◆ Problem details
Check each line of the data below for the word "원한다면", then extract the ones that have it.

(Items from a data source)
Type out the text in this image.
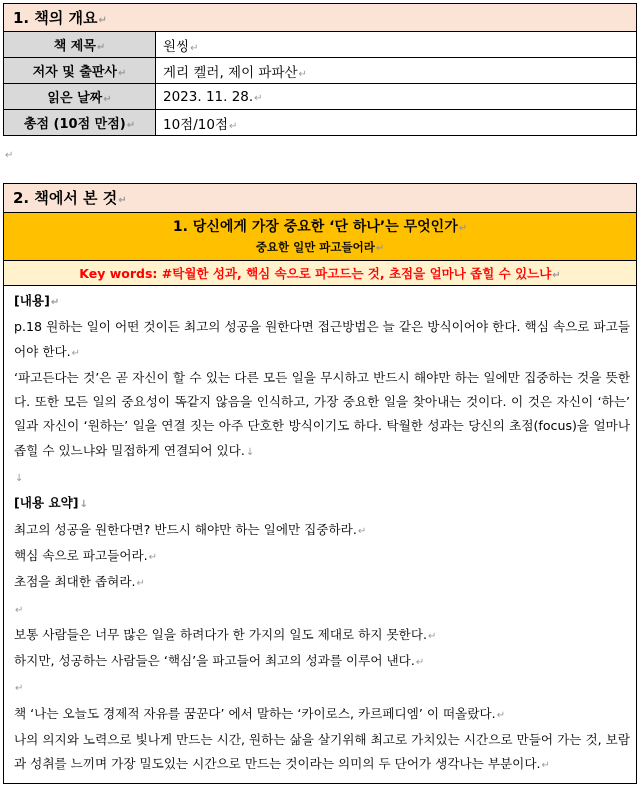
1. 책의 개요↵	
책 제목↵	원씽↵
저자 및 출판사↵	게리 켈러, 제이 파파산↵
읽은 날짜↵	2023. 11. 28.↵
총점 (10점 만점)↵	10점/10점↵
↵
2. 책에서 본 것↵
1. 당신에게 가장 중요한 ‘단 하나’는 무엇인가↵
중요한 일만 파고들어라↵
Key words: #탁월한 성과, 핵심 속으로 파고드는 것, 초점을 얼마나 좁힐 수 있느냐↵

[내용]↵

p.18 원하는 일이 어떤 것이든 최고의 성공을 원한다면 접근방법은 늘 같은 방식이어야 한다. 핵심 속으로 파고들어야 한다.↵

‘파고든다는 것’은 곧 자신이 할 수 있는 다른 모든 일을 무시하고 반드시 해야만 하는 일에만 집중하는 것을 뜻한다. 또한 모든 일의 중요성이 똑같지 않음을 인식하고, 가장 중요한 일을 찾아내는 것이다. 이 것은 자신이 ‘하는’ 일과 자신이 ‘원하는’ 일을 연결 짓는 아주 단호한 방식이기도 하다. 탁월한 성과는 당신의 초점(focus)을 얼마나 좁힐 수 있느냐와 밀접하게 연결되어 있다.↓

↓

[내용 요약]↓

최고의 성공을 원한다면? 반드시 해야만 하는 일에만 집중하라.↵

핵심 속으로 파고들어라.↵

초점을 최대한 좁혀라.↵

↵

보통 사람들은 너무 많은 일을 하려다가 한 가지의 일도 제대로 하지 못한다.↵

하지만, 성공하는 사람들은 ‘핵심’을 파고들어 최고의 성과를 이루어 낸다.↵

↵

책 ‘나는 오늘도 경제적 자유를 꿈꾼다’ 에서 말하는 ‘카이로스, 카르페디엠’ 이 떠올랐다.↵

나의 의지와 노력으로 빛나게 만드는 시간, 원하는 삶을 살기위해 최고로 가치있는 시간으로 만들어 가는 것, 보람과 성취를 느끼며 가장 밀도있는 시간으로 만드는 것이라는 의미의 두 단어가 생각나는 부분이다.↵
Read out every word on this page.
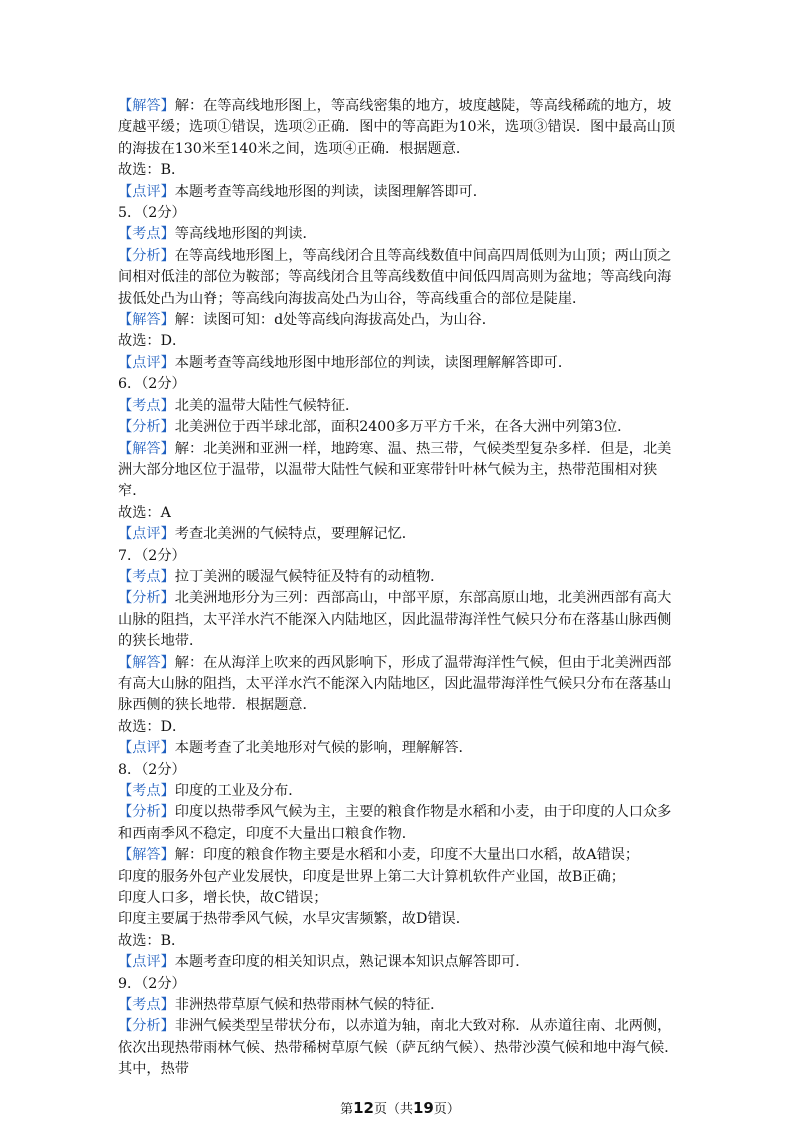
【解答】解：在等高线地形图上，等高线密集的地方，坡度越陡，等高线稀疏的地方，坡度越平缓；选项①错误，选项②正确．图中的等高距为10米，选项③错误．图中最高山顶的海拔在130米至140米之间，选项④正确．根据题意．

故选：B．

【点评】本题考查等高线地形图的判读，读图理解答即可．

5．（2分）

【考点】等高线地形图的判读．

【分析】在等高线地形图上，等高线闭合且等高线数值中间高四周低则为山顶；两山顶之间相对低洼的部位为鞍部；等高线闭合且等高线数值中间低四周高则为盆地；等高线向海拔低处凸为山脊；等高线向海拔高处凸为山谷，等高线重合的部位是陡崖．

【解答】解：读图可知：d处等高线向海拔高处凸，为山谷．

故选：D．

【点评】本题考查等高线地形图中地形部位的判读，读图理解解答即可．

6．（2分）

【考点】北美的温带大陆性气候特征．

【分析】北美洲位于西半球北部，面积2400多万平方千米，在各大洲中列第3位．

【解答】解：北美洲和亚洲一样，地跨寒、温、热三带，气候类型复杂多样．但是，北美洲大部分地区位于温带，以温带大陆性气候和亚寒带针叶林气候为主，热带范围相对狭窄．

故选：A

【点评】考查北美洲的气候特点，要理解记忆．

7．（2分）

【考点】拉丁美洲的暖湿气候特征及特有的动植物．

【分析】北美洲地形分为三列：西部高山，中部平原，东部高原山地，北美洲西部有高大山脉的阻挡，太平洋水汽不能深入内陆地区，因此温带海洋性气候只分布在落基山脉西侧的狭长地带．

【解答】解：在从海洋上吹来的西风影响下，形成了温带海洋性气候，但由于北美洲西部有高大山脉的阻挡，太平洋水汽不能深入内陆地区，因此温带海洋性气候只分布在落基山脉西侧的狭长地带．根据题意．

故选：D．

【点评】本题考查了北美地形对气候的影响，理解解答．

8．（2分）

【考点】印度的工业及分布．

【分析】印度以热带季风气候为主，主要的粮食作物是水稻和小麦，由于印度的人口众多和西南季风不稳定，印度不大量出口粮食作物．

【解答】解：印度的粮食作物主要是水稻和小麦，印度不大量出口水稻，故A错误；

印度的服务外包产业发展快，印度是世界上第二大计算机软件产业国，故B正确；

印度人口多，增长快，故C错误；

印度主要属于热带季风气候，水旱灾害频繁，故D错误．

故选：B．

【点评】本题考查印度的相关知识点，熟记课本知识点解答即可．

9．（2分）

【考点】非洲热带草原气候和热带雨林气候的特征．

【分析】非洲气候类型呈带状分布，以赤道为轴，南北大致对称．从赤道往南、北两侧，依次出现热带雨林气候、热带稀树草原气候（萨瓦纳气候）、热带沙漠气候和地中海气候．其中，热带

第12页（共19页）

◆ Result of this task
p.18 원하는 일이 어떤 것이든 최고의 성공을 원한다면 접근방법은 늘 같은 방식이어야 한다. 핵심 속으로 파고들어야 한다.↵
최고의 성공을 원한다면? 반드시 해야만 하는 일에만 집중하라.↵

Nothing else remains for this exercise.